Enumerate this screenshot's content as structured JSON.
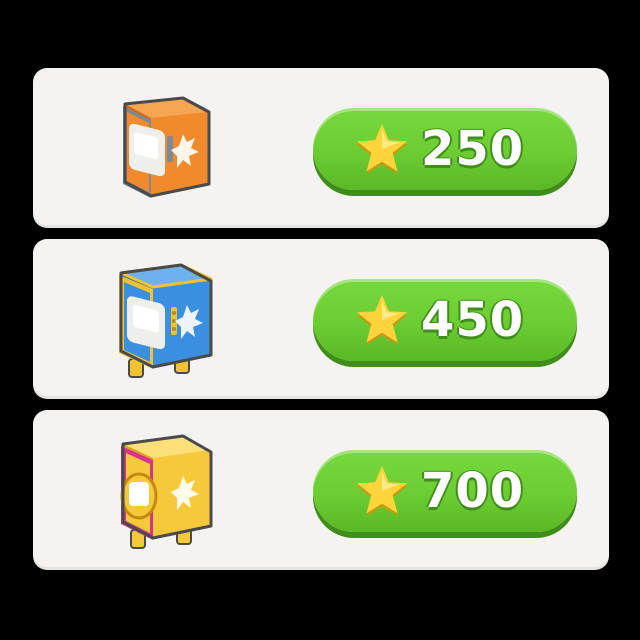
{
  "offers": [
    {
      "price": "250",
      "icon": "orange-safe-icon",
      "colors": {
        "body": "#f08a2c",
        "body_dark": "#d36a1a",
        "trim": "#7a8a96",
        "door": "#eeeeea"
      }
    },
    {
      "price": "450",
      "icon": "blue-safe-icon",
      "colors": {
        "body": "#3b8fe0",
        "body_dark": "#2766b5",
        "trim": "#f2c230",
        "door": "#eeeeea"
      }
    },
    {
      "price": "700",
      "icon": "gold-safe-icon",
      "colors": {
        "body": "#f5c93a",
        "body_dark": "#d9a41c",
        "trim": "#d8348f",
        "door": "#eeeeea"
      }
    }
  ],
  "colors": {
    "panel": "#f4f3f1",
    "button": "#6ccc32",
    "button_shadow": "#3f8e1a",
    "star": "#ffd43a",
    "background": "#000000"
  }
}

#### Instructions to follow:
Take the listing above and print it exactly, apart from the pictures.

#### Output of the exercise:
Enumerate this screenshot's content as structured JSON.
{
  "offers": [
    {
      "price": "250",
      "icon": "orange-safe-icon",
      "colors": {
        "body": "#f08a2c",
        "body_dark": "#d36a1a",
        "trim": "#7a8a96",
        "door": "#eeeeea"
      }
    },
    {
      "price": "450",
      "icon": "blue-safe-icon",
      "colors": {
        "body": "#3b8fe0",
        "body_dark": "#2766b5",
        "trim": "#f2c230",
        "door": "#eeeeea"
      }
    },
    {
      "price": "700",
      "icon": "gold-safe-icon",
      "colors": {
        "body": "#f5c93a",
        "body_dark": "#d9a41c",
        "trim": "#d8348f",
        "door": "#eeeeea"
      }
    }
  ],
  "colors": {
    "panel": "#f4f3f1",
    "button": "#6ccc32",
    "button_shadow": "#3f8e1a",
    "star": "#ffd43a",
    "background": "#000000"
  }
}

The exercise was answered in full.